TASK GOAL: Records follow. Copy every line with "most".

DATA IN THIS EXERCISE:
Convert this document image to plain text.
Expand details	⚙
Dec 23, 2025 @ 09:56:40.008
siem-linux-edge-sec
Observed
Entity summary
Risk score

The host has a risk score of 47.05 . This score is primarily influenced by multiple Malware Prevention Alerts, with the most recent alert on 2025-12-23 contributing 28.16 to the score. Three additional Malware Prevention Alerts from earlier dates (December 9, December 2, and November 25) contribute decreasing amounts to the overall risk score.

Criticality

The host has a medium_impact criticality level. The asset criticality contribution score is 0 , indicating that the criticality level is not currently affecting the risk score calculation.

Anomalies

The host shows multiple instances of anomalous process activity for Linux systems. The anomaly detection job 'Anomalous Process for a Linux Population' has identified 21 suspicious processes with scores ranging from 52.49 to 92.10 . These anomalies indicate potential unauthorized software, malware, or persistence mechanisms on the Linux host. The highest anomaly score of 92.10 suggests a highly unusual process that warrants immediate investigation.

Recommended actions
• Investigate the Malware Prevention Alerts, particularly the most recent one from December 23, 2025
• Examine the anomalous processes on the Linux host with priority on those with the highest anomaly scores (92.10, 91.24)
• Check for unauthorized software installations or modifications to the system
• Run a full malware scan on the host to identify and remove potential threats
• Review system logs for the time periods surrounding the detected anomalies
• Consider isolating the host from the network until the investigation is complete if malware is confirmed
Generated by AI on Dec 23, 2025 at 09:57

WORKED ANSWER:
The host has a risk score of 47.05 . This score is primarily influenced by multiple Malware Prevention Alerts, with the most recent alert on 2025-12-23 contributing 28.16 to the score. Three additional Malware Prevention Alerts from earlier dates (December 9, December 2, and November 25) contribute decreasing amounts to the overall risk score.
• Investigate the Malware Prevention Alerts, particularly the most recent one from December 23, 2025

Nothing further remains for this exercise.